Short task: In the material below, list every line carrying the string "icon".

Data excerpts:
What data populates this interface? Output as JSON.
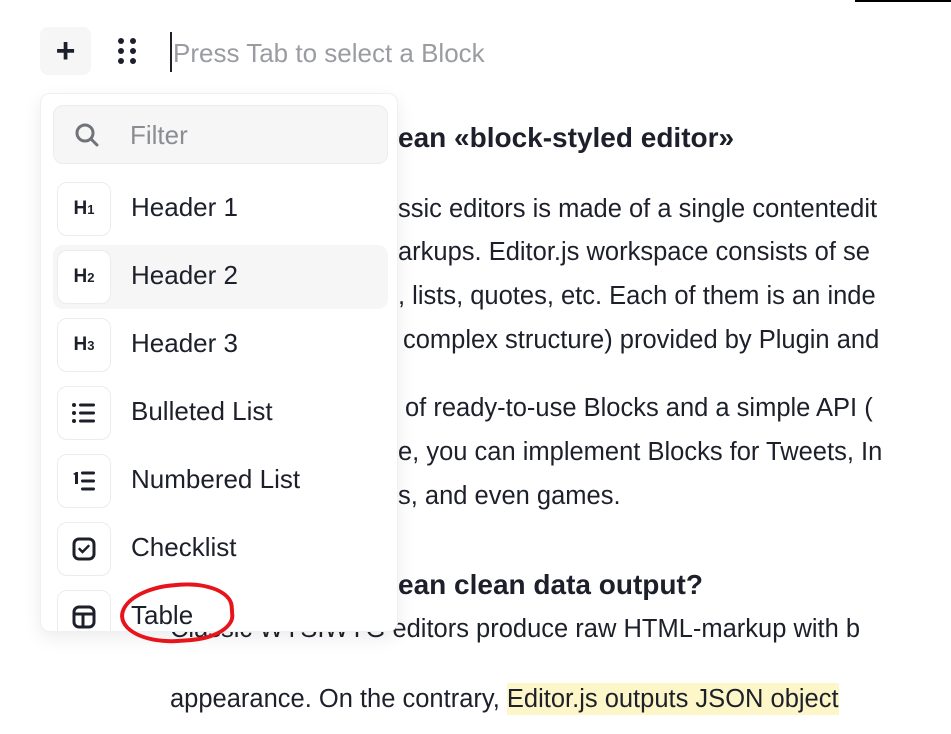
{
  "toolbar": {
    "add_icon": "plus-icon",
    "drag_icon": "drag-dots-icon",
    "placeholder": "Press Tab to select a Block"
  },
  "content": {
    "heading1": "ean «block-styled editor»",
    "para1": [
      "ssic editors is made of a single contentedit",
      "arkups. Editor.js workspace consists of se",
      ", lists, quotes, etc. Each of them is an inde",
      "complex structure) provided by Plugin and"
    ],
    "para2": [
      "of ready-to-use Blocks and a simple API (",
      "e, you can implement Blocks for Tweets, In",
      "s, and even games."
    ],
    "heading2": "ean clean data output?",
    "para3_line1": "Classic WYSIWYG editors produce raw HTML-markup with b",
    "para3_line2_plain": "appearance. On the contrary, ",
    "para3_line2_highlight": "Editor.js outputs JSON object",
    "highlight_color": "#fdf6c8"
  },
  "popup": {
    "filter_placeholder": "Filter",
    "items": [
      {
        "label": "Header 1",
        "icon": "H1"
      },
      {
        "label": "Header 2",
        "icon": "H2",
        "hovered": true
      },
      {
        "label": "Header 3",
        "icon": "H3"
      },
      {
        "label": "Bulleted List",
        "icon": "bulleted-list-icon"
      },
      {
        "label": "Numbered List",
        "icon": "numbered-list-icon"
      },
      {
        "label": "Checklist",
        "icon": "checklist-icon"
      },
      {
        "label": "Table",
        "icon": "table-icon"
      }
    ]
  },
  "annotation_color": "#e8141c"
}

Task response:
    "add_icon": "plus-icon",
    "drag_icon": "drag-dots-icon",
        "icon": "H1"
        "icon": "H2",
        "icon": "H3"
        "icon": "bulleted-list-icon"
        "icon": "numbered-list-icon"
        "icon": "checklist-icon"
        "icon": "table-icon"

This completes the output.